>> BEGIN

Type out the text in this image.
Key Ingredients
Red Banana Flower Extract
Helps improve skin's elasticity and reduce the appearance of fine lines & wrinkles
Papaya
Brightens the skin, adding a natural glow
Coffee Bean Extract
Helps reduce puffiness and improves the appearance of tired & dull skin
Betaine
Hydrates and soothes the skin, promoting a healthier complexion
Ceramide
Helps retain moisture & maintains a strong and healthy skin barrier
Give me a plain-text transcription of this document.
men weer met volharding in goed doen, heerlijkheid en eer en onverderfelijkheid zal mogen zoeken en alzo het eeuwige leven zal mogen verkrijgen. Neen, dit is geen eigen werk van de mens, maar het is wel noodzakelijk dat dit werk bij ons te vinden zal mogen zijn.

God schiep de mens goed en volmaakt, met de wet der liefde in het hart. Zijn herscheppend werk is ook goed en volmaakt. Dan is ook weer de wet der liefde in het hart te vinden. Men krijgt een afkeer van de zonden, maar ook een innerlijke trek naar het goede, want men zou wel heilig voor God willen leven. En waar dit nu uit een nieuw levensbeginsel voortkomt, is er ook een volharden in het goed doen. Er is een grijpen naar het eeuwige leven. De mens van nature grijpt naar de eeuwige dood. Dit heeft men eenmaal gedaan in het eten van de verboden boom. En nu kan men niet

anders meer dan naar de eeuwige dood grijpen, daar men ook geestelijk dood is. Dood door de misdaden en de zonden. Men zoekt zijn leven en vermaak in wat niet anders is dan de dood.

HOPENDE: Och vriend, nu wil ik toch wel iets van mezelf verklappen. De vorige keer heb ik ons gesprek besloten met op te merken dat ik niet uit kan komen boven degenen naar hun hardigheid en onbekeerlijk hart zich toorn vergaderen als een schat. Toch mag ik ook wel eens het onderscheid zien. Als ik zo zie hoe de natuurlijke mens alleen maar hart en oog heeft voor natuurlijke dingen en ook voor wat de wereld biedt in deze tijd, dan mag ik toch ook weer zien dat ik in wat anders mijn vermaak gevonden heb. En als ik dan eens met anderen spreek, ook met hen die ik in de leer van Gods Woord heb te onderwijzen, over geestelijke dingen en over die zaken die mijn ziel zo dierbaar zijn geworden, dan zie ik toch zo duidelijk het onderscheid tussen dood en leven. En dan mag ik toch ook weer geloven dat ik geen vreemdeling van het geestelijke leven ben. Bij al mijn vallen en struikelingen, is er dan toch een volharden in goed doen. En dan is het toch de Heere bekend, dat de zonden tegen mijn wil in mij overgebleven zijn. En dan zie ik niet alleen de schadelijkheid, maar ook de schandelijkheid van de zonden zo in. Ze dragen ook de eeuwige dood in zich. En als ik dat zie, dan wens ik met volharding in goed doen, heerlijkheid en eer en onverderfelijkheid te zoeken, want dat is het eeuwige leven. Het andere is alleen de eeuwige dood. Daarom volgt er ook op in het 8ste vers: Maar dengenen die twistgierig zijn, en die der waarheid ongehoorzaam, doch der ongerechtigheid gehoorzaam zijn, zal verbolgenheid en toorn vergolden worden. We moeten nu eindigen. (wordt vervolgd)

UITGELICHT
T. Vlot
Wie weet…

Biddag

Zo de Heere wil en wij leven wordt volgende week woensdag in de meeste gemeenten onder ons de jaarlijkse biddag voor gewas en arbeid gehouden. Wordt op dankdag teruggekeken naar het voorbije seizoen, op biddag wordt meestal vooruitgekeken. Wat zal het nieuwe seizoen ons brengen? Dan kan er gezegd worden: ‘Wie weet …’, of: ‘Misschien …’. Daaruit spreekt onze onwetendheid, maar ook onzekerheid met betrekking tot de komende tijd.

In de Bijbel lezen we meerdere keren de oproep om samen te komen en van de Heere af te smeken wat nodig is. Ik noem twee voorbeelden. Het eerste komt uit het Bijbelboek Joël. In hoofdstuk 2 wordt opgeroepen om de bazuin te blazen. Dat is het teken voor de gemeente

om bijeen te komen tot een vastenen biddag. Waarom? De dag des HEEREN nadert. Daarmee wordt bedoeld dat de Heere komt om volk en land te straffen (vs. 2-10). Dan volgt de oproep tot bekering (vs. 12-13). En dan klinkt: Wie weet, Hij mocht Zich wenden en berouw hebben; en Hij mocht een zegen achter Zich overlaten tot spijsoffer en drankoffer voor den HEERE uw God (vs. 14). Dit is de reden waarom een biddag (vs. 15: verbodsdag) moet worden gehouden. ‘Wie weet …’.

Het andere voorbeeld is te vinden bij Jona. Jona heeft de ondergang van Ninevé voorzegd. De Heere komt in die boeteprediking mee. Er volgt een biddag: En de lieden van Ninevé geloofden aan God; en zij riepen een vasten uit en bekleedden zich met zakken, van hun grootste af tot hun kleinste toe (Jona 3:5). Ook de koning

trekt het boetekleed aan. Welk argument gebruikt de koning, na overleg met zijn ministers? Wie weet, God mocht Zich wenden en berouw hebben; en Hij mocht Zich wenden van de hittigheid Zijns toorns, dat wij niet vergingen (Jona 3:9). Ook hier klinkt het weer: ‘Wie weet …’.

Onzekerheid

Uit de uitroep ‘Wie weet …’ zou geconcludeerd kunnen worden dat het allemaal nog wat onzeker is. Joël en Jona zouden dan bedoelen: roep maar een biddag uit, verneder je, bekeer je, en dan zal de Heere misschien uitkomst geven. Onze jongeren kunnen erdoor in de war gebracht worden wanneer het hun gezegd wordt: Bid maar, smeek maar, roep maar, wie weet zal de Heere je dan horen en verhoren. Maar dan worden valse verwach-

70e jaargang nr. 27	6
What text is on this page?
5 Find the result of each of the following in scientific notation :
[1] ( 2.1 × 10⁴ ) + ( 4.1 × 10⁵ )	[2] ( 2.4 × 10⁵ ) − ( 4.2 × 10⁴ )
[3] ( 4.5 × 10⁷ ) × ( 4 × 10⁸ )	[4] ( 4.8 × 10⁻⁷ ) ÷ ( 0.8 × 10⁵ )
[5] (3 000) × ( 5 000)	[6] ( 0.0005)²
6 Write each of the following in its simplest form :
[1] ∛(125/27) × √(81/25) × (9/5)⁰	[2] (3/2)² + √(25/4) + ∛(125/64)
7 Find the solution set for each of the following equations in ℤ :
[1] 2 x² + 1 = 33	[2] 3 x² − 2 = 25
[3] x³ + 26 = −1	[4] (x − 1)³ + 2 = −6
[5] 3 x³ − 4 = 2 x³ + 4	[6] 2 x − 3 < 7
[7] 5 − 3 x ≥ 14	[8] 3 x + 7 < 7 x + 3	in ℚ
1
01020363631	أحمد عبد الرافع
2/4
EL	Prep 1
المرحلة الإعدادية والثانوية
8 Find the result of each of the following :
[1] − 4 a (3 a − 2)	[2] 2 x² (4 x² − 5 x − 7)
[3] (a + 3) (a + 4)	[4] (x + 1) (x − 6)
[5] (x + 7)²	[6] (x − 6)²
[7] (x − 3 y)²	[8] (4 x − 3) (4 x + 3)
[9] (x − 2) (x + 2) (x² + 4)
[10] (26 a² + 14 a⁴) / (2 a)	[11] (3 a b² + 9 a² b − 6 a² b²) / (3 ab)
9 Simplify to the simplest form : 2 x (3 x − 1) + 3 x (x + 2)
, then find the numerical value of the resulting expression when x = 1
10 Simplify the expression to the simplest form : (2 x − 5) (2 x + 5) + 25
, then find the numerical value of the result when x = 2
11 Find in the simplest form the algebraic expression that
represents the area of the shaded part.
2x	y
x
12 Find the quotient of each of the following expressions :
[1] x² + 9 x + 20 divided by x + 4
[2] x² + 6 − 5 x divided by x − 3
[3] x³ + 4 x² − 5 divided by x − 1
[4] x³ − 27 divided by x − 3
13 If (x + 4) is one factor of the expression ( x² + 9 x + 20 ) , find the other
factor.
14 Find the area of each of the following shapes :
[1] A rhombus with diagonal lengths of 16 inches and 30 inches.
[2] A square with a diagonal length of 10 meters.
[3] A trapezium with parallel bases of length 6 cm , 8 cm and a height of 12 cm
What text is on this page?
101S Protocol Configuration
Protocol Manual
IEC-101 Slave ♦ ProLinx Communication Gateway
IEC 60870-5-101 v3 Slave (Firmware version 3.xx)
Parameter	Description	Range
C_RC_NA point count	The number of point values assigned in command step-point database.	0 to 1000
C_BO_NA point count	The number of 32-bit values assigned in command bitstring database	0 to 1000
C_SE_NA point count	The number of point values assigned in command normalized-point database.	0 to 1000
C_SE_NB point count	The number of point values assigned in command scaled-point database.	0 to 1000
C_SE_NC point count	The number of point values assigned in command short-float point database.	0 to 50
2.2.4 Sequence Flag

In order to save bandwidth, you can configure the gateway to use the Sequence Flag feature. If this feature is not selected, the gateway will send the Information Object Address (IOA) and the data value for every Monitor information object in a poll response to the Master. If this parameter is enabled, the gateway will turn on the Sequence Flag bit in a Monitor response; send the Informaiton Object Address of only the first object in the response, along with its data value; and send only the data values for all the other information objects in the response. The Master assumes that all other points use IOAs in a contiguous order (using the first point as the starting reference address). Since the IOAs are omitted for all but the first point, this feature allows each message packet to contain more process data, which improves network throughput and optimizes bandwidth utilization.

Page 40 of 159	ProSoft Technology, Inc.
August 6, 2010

>> END

▶ **WHAT THE EXERCISE ASKS**
Look through the data and show every line containing "reduce".

▶ **FINAL RESULT**
Helps improve skin's elasticity and reduce the appearance of fine lines & wrinkles
Helps reduce puffiness and improves the appearance of tired & dull skin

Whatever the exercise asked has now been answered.